§ **Data for the task**:

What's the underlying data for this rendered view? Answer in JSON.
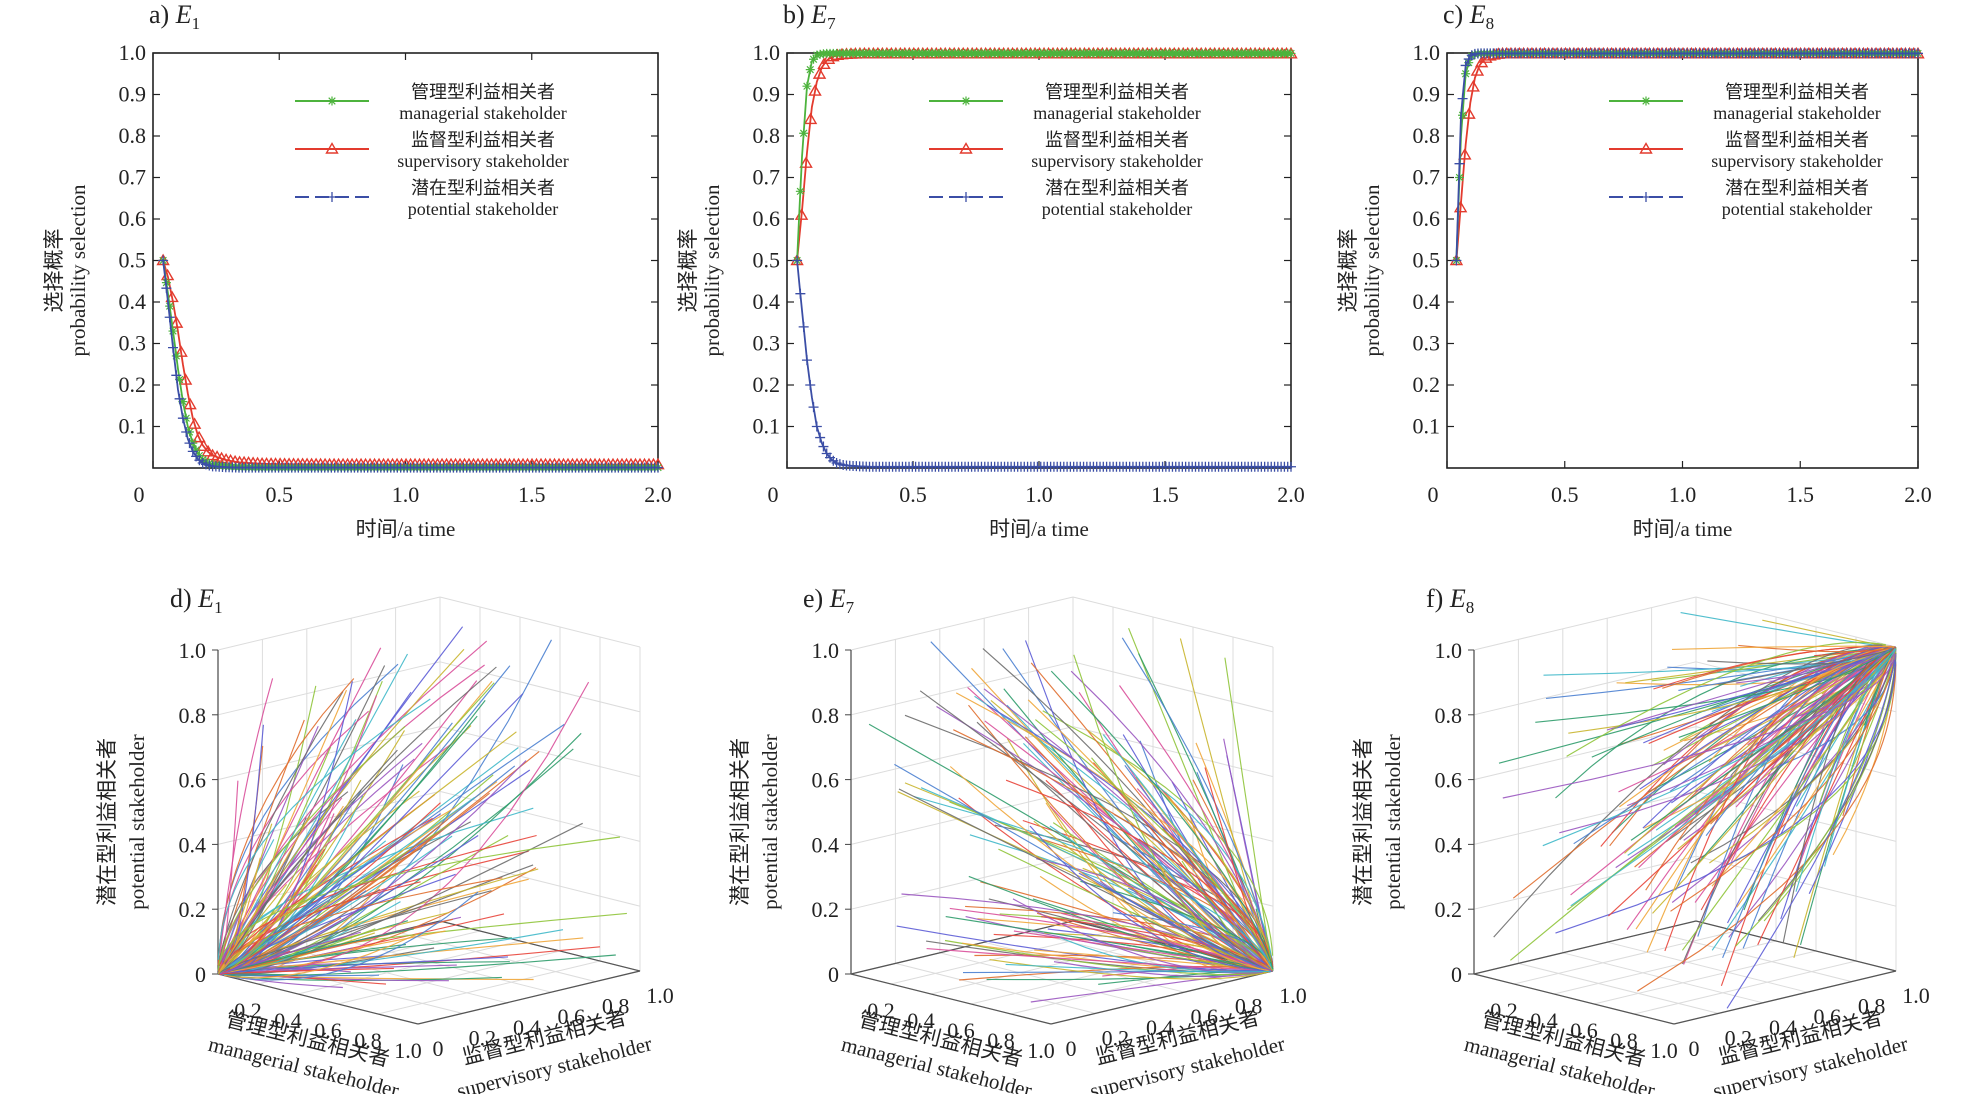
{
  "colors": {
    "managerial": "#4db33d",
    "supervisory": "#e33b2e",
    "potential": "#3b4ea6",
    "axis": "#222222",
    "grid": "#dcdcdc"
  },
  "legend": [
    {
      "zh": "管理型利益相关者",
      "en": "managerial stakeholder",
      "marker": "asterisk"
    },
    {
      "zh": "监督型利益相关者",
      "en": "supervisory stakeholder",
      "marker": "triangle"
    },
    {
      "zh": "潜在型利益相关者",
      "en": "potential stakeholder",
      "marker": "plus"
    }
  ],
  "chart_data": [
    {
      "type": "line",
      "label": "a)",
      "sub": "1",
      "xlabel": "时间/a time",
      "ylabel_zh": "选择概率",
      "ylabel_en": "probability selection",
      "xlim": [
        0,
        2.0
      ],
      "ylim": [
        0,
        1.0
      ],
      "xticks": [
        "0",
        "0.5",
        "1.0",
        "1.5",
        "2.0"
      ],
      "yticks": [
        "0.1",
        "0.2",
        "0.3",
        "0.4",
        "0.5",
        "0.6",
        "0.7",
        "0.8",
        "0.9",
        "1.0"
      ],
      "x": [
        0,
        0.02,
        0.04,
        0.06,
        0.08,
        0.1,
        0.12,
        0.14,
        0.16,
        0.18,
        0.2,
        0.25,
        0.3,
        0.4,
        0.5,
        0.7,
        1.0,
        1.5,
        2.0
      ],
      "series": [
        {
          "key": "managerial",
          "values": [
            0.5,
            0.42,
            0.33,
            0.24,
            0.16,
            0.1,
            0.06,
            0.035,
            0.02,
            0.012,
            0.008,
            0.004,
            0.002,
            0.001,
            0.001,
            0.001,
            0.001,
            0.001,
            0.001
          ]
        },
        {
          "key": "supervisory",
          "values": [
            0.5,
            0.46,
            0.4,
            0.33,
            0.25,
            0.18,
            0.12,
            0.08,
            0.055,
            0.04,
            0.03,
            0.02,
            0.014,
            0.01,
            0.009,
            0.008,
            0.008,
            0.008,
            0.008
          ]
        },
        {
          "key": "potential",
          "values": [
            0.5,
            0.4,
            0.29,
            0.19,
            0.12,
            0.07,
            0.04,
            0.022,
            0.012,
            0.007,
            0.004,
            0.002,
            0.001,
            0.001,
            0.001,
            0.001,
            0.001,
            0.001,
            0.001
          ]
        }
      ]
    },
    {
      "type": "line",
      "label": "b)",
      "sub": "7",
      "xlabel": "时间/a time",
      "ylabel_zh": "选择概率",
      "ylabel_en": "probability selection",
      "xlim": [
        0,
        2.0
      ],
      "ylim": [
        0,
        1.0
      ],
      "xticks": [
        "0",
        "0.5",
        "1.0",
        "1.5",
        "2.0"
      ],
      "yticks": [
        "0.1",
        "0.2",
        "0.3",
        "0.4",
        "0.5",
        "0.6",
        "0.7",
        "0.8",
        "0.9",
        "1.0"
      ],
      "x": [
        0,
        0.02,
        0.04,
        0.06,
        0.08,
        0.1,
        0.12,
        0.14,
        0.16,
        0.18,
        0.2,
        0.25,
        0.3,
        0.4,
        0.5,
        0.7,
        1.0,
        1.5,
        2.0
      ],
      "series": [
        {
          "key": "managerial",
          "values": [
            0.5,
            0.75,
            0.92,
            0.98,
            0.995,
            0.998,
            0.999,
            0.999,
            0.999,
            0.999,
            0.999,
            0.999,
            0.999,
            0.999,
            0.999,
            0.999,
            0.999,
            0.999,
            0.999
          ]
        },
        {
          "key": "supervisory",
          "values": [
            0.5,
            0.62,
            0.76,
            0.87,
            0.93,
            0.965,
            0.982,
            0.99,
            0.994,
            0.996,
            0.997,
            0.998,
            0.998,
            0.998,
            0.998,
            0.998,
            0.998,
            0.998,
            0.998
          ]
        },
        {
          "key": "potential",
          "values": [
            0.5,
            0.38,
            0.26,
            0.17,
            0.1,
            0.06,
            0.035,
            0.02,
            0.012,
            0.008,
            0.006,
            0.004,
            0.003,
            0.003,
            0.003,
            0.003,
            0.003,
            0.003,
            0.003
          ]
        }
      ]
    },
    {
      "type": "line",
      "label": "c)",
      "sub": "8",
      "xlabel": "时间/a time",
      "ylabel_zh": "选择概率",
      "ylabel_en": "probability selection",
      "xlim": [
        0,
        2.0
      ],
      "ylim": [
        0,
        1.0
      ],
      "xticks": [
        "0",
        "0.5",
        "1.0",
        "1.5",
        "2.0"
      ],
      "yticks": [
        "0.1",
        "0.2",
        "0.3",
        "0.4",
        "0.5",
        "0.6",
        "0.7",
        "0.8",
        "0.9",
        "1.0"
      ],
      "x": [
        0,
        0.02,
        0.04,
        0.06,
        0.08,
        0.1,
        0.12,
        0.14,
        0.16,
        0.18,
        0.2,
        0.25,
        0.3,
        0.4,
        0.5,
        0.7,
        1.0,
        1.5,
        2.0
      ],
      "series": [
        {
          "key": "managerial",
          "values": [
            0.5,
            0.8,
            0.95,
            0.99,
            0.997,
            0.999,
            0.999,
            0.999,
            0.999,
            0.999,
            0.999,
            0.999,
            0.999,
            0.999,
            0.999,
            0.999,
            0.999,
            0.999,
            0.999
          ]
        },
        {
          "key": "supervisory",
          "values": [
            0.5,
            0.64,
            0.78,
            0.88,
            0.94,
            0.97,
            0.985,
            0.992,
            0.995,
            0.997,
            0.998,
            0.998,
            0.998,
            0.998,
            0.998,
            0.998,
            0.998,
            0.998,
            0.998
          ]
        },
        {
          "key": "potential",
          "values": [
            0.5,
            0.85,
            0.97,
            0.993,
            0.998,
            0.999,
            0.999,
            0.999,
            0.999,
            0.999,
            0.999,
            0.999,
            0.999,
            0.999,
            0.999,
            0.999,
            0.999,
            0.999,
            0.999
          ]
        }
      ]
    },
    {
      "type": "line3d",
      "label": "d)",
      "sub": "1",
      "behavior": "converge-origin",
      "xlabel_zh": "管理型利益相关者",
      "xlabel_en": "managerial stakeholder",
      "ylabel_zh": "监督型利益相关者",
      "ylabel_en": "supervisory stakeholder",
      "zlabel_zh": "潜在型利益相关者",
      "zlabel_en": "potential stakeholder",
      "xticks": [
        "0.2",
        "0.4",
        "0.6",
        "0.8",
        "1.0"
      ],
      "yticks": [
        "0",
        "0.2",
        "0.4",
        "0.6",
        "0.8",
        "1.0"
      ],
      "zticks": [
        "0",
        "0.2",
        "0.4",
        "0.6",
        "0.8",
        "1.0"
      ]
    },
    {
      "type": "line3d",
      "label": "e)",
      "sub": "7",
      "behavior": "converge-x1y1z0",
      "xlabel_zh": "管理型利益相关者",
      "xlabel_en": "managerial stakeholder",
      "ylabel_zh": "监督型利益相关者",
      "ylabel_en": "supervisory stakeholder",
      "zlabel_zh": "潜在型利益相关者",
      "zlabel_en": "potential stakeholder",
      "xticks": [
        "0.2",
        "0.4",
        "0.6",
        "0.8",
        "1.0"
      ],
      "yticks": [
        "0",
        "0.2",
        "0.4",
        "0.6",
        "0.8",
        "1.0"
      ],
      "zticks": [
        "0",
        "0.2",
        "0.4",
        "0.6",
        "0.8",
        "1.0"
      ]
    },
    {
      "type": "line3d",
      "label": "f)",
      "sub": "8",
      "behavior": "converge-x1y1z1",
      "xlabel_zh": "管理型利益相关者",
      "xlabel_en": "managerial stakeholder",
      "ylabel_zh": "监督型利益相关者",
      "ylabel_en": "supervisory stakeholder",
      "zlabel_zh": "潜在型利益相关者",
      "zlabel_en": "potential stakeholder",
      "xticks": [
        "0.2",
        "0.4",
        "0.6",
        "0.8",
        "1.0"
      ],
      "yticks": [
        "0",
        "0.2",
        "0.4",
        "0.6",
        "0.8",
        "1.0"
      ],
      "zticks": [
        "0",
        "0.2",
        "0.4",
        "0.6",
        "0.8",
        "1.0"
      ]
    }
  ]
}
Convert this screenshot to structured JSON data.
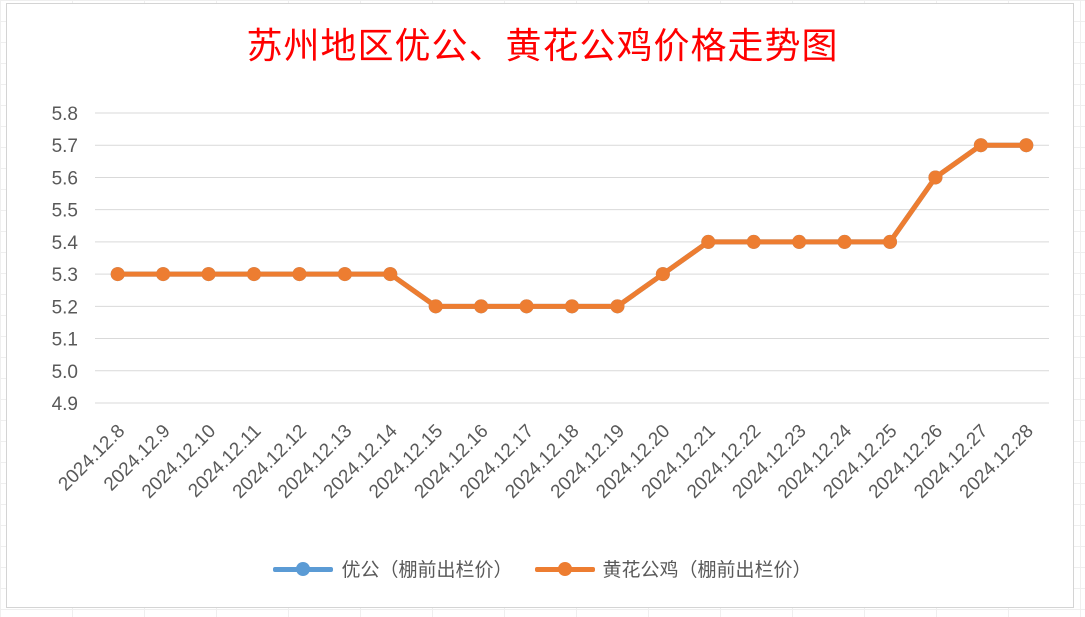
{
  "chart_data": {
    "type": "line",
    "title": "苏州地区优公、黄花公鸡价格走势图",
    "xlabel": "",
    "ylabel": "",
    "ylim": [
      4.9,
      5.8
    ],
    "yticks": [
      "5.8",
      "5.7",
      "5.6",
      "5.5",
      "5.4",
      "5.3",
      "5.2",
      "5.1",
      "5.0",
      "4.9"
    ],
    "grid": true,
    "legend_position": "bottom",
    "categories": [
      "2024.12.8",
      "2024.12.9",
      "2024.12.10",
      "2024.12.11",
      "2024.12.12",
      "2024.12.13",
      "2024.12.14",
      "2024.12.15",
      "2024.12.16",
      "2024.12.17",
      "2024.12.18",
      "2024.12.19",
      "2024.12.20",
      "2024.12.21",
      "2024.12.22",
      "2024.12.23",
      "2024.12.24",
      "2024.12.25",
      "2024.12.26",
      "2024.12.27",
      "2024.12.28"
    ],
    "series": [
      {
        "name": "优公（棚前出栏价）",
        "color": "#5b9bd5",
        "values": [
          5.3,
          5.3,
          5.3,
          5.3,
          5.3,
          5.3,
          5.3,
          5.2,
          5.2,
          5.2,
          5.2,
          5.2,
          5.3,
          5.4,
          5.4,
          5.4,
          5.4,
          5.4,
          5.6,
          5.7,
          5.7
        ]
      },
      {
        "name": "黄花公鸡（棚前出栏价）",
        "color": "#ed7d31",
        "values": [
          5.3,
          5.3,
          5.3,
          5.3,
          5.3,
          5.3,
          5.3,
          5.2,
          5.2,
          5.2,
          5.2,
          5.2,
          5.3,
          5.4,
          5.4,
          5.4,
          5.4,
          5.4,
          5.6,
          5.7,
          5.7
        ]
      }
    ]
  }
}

§ **Required work**:
Copy out each line of the records that holds the string "this".

§ **Output of the task**:
What's the underlying data for this rendered view? Answer in JSON.
Convert this screenshot to structured JSON data.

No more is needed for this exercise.